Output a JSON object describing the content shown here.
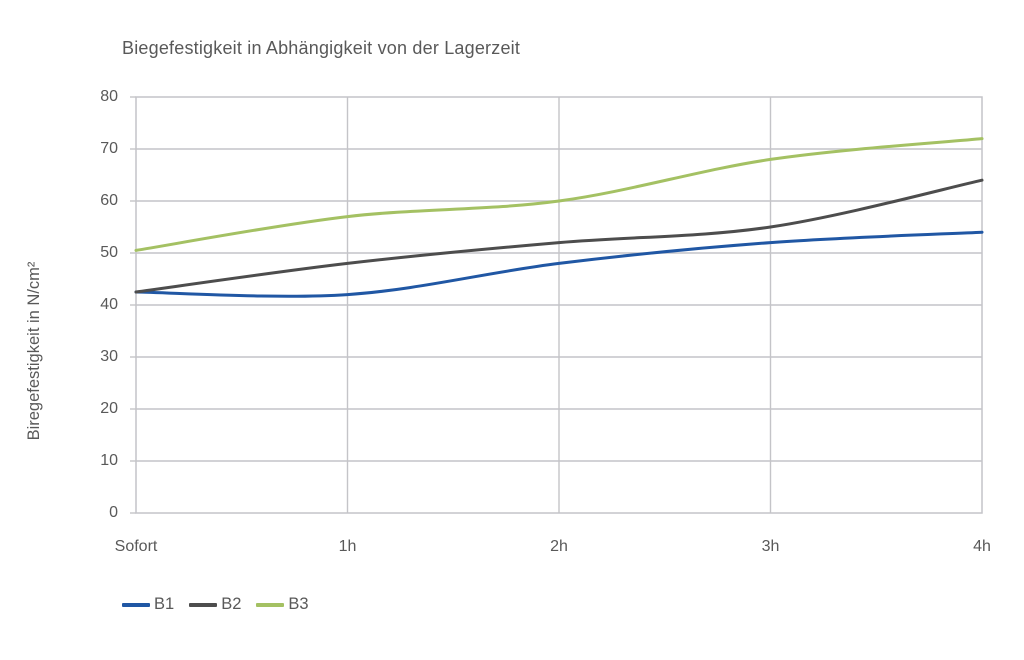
{
  "page": {
    "background": "#ffffff"
  },
  "chart_data": {
    "type": "line",
    "title": "Biegefestigkeit in Abhängigkeit von der Lagerzeit",
    "xlabel": "",
    "ylabel": "Biregefestigkeit in N/cm²",
    "categories": [
      "Sofort",
      "1h",
      "2h",
      "3h",
      "4h"
    ],
    "series": [
      {
        "name": "B1",
        "color": "#2057A4",
        "values": [
          42.5,
          42,
          48,
          52,
          54
        ]
      },
      {
        "name": "B2",
        "color": "#4D4D4D",
        "values": [
          42.5,
          48,
          52,
          55,
          64
        ]
      },
      {
        "name": "B3",
        "color": "#A4C163",
        "values": [
          50.5,
          57,
          60,
          68,
          72
        ]
      }
    ],
    "ylim": [
      0,
      80
    ],
    "yticks": [
      0,
      10,
      20,
      30,
      40,
      50,
      60,
      70,
      80
    ],
    "grid": true,
    "legend_position": "bottom-left",
    "style": {
      "grid_color": "#C4C4C8",
      "text_color": "#595959",
      "line_width": 3
    }
  }
}
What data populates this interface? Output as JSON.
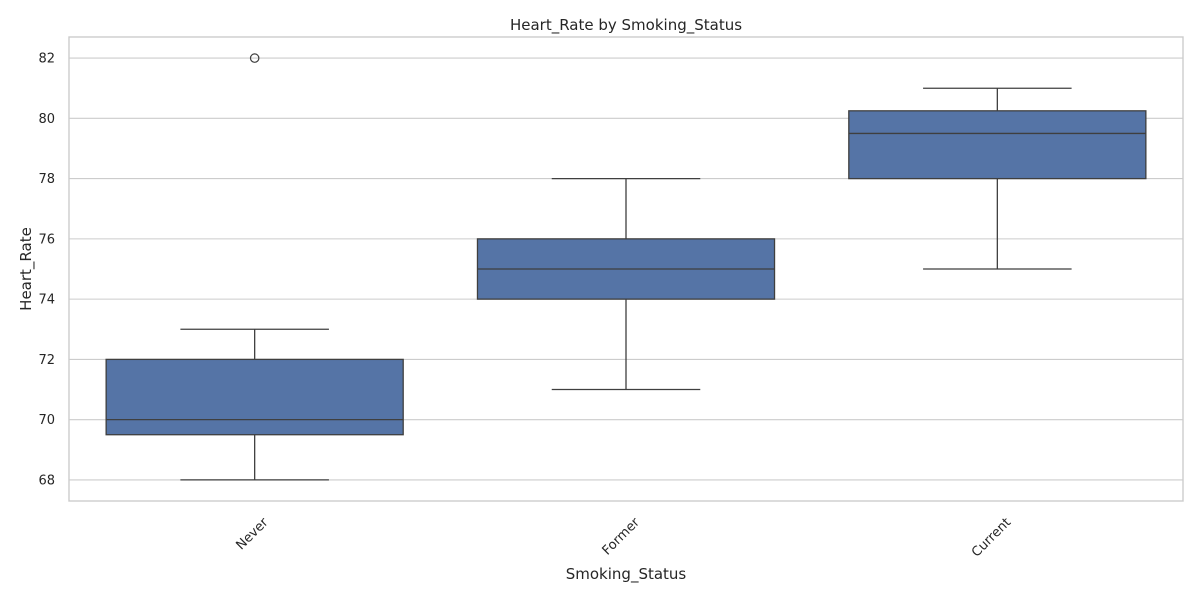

- **Exercise**: Set every line down exactly as written, leaving each picture out.

- **Completed task**:
Output a JSON object describing the content shown here.
{
  "page": {
    "background": "#ffffff"
  },
  "chart_data": {
    "type": "line",
    "title": "Biegefestigkeit in Abhängigkeit von der Lagerzeit",
    "xlabel": "",
    "ylabel": "Biregefestigkeit in N/cm²",
    "categories": [
      "Sofort",
      "1h",
      "2h",
      "3h",
      "4h"
    ],
    "series": [
      {
        "name": "B1",
        "color": "#2057A4",
        "values": [
          42.5,
          42,
          48,
          52,
          54
        ]
      },
      {
        "name": "B2",
        "color": "#4D4D4D",
        "values": [
          42.5,
          48,
          52,
          55,
          64
        ]
      },
      {
        "name": "B3",
        "color": "#A4C163",
        "values": [
          50.5,
          57,
          60,
          68,
          72
        ]
      }
    ],
    "ylim": [
      0,
      80
    ],
    "yticks": [
      0,
      10,
      20,
      30,
      40,
      50,
      60,
      70,
      80
    ],
    "grid": true,
    "legend_position": "bottom-left",
    "style": {
      "grid_color": "#C4C4C8",
      "text_color": "#595959",
      "line_width": 3
    }
  }
}
What data populates this interface? Output as JSON.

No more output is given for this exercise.